PAGE TEXT START

No, because you do not need to be a licensed driver to vote. You merely need to be a citizen.
Citizenship is not derived from your abililty to operate a motor vehicle.

--Patrick
But if having to drive is already a "stark reality," as Dave puts it, in this country, anyone who is showing up to vote should by that very necessity already have a driver's license on them, suitable for proving their identity. So the cost of a driver's license isn't an issue because we apparently don't have the option of not driving a car - and to do so unlicensed is a crime.


#116

strawman

strawman

No, no, no. You're going about this all wrong gas.

What they're saying is that driving is necessary, and a natural human right.

The government should be forcing cars and drivers licenses on anyone unable to pay for one themselves, otherwise they are undoubtedly going to live a life of poverty, and die in the gutters with their children.

It is unthinkable that a human being, in their time of greatest need, might be turned away from the car dealership.

But comprehensive transportation reform isn't going to happen for decades, so we should probably just force car dealerships to give cars to anyone who asks for one in the absences of a method of payment.

Eventually, though we should have bread in every breadbox, band aids in every cabinet, and a car in every garage.


#117

Tinwhistler

Tinwhistler

So you guys also agree that it's completely reasonable for anyone who wants to vote to be required to show a valid driver's license?
Showing some form of official ID is already a requirement in Virginia. This doesn't really affect me one way or the other, as I've had some form of government ID since I was 16. But much like ACA, I'm not the demographic that will be most affected by this legislation. I can understand problems with disenfranchisement by requiring an ID. Virginia's list of requirements seems fairly expansive--they'll even take a utility bill. But one wonders, then, how do the homeless vote if they've lost everything (including their id)?

Granted, it's a small number of folks that may not be able to meet the ID requirements, and yet they have the right to vote nonetheless. On the other hand, it's my understanding that the number of illegal aliens voting (ie voter fraud) is also a small number of folks. I haven't seen any reputable information otherwise (though I certainly would be happy to see some hard numbers).

So, that leaves me with the question: do we disenfranchise the small handful of voters that have a legitimate right to vote in order to keep out the small handful of voters that don't? I don't think either group really wields enough power to swing an election, but I find the thought of disenfranchising the powerless fairly repugnant. A right is a right. As a nation, we often go to great lengths to avoid trampling on other sacrosanct ideas, such as the right to free speech. It makes me sad that we're so quick to chuck other hard-won rights in he gutter for the sake of political expediency.

PAGE TEXT END
EXTRACTED ENTRIES START

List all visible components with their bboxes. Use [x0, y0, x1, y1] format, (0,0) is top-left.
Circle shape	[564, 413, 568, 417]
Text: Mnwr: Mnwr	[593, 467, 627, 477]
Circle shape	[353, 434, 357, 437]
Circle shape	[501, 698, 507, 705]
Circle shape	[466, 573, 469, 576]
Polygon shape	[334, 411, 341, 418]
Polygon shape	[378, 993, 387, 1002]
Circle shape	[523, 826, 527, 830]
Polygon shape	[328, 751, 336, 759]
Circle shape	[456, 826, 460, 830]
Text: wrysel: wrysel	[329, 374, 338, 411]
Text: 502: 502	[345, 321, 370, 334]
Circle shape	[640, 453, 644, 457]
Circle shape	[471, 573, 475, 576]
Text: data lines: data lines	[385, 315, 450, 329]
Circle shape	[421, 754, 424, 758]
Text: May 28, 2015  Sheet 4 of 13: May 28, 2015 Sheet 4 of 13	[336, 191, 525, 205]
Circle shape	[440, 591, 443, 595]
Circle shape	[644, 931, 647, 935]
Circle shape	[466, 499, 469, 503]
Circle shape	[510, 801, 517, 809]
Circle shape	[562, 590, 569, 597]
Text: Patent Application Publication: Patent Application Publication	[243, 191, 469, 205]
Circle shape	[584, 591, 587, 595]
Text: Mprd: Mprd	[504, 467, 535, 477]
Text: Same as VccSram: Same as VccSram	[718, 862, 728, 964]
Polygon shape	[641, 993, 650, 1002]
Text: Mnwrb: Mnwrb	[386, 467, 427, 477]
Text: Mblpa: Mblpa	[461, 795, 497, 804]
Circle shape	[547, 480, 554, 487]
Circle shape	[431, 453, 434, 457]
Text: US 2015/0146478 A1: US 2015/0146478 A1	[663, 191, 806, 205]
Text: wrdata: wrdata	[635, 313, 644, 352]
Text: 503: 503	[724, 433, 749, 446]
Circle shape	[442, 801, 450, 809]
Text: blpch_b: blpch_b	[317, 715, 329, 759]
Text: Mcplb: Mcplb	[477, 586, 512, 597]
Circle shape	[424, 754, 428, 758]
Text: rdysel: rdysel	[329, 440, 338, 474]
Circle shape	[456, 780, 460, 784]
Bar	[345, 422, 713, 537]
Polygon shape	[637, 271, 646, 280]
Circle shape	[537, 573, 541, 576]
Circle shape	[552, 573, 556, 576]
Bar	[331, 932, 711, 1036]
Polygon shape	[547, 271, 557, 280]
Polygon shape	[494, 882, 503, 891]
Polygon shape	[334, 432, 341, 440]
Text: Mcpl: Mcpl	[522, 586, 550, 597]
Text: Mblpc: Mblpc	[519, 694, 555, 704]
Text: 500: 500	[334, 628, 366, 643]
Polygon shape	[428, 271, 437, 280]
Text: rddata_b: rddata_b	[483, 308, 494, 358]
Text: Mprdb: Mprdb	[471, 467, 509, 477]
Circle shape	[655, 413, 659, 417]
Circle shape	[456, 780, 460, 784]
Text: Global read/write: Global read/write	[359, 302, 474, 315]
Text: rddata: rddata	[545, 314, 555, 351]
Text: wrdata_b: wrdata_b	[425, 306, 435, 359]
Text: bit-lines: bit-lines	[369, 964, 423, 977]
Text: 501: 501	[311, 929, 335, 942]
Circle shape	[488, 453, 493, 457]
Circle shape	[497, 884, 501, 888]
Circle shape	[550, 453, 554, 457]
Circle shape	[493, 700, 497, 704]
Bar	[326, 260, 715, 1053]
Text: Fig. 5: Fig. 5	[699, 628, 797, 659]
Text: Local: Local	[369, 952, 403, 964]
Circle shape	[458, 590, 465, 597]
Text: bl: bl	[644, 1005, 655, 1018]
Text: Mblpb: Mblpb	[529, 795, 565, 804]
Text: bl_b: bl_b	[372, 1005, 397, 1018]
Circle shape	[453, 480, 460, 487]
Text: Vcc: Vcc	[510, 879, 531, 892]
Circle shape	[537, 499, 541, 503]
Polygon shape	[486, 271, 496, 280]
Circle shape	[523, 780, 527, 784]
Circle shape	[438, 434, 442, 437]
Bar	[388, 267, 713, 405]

EXTRACTED ENTRIES END

**INSTRUCTIONS TO FOLLOW**
Please update the voter ID discussion, starting at "What they're saying" and ending at "method of payment.", with "poverty" replaced by "hardship".

**TASK OUTPUT**
What they're saying is that driving is necessary, and a natural human right.

The government should be forcing cars and drivers licenses on anyone unable to pay for one themselves, otherwise they are undoubtedly going to live a life of hardship, and die in the gutters with their children.

It is unthinkable that a human being, in their time of greatest need, might be turned away from the car dealership.

But comprehensive transportation reform isn't going to happen for decades, so we should probably just force car dealerships to give cars to anyone who asks for one in the absences of a method of payment.